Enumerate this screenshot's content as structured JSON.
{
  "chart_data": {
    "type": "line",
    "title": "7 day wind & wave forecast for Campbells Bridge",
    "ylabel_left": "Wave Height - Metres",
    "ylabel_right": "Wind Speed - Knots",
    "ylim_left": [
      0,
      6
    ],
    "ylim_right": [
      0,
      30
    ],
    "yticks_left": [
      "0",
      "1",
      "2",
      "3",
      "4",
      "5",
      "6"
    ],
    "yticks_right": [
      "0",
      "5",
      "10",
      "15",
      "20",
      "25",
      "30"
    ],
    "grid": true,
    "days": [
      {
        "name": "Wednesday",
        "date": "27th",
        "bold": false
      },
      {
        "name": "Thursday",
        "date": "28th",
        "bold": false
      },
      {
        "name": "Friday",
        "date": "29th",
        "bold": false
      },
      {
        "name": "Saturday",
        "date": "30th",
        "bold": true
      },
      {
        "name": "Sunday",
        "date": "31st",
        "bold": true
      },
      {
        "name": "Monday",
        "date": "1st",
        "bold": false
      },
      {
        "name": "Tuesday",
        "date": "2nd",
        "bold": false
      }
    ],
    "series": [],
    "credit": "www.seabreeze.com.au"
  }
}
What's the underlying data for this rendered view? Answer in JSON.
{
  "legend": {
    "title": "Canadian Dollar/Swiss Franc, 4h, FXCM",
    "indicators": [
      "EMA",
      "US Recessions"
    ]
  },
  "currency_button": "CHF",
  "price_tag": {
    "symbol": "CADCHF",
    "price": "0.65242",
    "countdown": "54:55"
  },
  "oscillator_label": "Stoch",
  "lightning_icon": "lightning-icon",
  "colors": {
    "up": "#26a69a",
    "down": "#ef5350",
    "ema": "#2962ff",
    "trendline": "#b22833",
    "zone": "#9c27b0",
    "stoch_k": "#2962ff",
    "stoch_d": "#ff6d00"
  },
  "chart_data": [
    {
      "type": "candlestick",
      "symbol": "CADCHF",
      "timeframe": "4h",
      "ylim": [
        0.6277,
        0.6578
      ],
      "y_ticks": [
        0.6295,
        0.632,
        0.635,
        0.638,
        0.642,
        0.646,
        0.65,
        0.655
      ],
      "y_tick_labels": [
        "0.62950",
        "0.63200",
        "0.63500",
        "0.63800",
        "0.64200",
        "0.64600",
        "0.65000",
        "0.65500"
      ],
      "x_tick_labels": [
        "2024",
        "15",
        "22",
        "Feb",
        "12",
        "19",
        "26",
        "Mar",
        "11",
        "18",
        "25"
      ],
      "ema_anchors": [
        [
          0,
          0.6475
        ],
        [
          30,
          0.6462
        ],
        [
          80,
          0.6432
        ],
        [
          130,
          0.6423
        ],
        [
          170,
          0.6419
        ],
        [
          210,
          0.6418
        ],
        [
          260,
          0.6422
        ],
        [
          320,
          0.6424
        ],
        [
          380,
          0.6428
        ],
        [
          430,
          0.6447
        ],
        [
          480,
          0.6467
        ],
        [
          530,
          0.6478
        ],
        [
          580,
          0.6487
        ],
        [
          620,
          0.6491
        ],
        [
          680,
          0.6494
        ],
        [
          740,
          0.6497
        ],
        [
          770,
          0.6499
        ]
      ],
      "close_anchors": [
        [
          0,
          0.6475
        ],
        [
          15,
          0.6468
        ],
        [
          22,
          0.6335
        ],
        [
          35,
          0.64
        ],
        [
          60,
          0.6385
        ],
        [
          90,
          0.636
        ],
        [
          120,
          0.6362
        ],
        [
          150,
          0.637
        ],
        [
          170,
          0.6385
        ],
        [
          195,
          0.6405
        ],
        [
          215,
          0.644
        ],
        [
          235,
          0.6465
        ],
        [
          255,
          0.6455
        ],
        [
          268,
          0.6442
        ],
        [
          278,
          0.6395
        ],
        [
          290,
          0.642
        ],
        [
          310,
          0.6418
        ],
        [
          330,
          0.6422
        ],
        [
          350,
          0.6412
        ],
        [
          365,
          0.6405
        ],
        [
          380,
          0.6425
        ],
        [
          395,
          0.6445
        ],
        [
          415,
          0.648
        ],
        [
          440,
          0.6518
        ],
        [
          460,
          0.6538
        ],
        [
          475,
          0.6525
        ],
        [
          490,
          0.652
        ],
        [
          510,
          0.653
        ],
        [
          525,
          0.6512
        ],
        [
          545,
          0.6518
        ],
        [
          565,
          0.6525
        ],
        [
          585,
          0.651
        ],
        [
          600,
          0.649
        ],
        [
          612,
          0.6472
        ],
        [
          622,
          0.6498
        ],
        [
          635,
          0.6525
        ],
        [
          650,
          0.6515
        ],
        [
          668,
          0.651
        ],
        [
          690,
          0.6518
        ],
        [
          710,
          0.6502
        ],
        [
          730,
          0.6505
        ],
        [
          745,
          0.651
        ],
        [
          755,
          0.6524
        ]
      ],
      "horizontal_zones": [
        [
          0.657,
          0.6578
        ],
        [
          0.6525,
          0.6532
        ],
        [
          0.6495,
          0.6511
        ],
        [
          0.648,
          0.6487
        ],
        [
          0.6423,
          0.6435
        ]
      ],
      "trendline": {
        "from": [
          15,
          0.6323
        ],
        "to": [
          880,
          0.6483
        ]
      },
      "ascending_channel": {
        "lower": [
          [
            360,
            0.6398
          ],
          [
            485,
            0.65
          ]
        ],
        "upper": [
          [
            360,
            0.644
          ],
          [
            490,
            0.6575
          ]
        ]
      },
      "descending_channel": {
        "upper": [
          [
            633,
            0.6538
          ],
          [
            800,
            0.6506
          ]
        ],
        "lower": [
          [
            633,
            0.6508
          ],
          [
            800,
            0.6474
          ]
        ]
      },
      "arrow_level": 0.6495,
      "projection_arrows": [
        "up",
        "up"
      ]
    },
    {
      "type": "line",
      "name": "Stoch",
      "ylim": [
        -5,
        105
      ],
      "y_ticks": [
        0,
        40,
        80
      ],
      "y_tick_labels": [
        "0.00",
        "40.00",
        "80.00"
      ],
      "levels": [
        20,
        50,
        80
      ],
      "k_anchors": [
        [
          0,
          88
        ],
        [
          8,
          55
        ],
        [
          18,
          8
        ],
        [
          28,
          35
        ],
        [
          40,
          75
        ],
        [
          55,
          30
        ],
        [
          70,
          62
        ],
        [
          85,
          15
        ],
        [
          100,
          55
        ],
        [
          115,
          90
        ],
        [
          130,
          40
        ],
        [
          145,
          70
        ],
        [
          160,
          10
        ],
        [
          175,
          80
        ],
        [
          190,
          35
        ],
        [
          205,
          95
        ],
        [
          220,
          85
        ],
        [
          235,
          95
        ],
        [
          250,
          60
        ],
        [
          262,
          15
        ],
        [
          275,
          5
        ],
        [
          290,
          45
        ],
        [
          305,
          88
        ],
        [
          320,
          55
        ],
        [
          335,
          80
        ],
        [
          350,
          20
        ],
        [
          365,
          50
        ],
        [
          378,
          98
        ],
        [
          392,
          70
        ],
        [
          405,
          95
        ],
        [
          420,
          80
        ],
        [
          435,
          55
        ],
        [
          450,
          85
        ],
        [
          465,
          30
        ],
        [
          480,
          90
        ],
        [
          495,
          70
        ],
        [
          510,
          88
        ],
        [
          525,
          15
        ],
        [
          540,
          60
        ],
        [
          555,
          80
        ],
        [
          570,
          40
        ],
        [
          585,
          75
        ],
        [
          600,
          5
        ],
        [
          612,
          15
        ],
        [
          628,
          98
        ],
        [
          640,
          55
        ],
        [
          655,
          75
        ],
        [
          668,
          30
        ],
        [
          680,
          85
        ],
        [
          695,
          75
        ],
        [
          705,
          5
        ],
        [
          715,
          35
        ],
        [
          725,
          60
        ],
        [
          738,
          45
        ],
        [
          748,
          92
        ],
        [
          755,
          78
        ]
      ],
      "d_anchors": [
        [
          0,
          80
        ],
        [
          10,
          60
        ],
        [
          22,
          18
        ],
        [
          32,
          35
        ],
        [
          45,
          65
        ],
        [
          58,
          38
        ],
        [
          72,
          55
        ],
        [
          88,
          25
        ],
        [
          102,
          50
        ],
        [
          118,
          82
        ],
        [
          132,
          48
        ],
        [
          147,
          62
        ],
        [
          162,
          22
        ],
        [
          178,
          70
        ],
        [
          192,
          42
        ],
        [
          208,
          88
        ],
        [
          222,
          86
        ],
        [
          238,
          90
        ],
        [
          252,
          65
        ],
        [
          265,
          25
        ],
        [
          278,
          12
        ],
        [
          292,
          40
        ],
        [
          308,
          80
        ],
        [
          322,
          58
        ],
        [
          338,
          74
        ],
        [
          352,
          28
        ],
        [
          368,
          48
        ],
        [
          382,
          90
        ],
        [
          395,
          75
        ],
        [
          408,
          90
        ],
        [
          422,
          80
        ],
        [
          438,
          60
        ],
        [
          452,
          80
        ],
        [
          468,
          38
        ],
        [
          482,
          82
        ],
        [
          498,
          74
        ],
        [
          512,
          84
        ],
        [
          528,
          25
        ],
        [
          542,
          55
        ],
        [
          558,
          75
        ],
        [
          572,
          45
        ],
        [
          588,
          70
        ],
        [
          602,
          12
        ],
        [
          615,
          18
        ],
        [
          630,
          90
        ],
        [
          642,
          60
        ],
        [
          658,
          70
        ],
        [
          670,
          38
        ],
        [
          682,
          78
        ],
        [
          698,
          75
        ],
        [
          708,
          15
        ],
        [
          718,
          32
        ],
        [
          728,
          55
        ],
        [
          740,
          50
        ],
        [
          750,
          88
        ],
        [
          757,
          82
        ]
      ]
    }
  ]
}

──────

Locate and copy each line in the data above that includes the word "JSON".

Enumerate this screenshot's content as structured JSON.
What's the underlying data for this rendered view? Answer in JSON.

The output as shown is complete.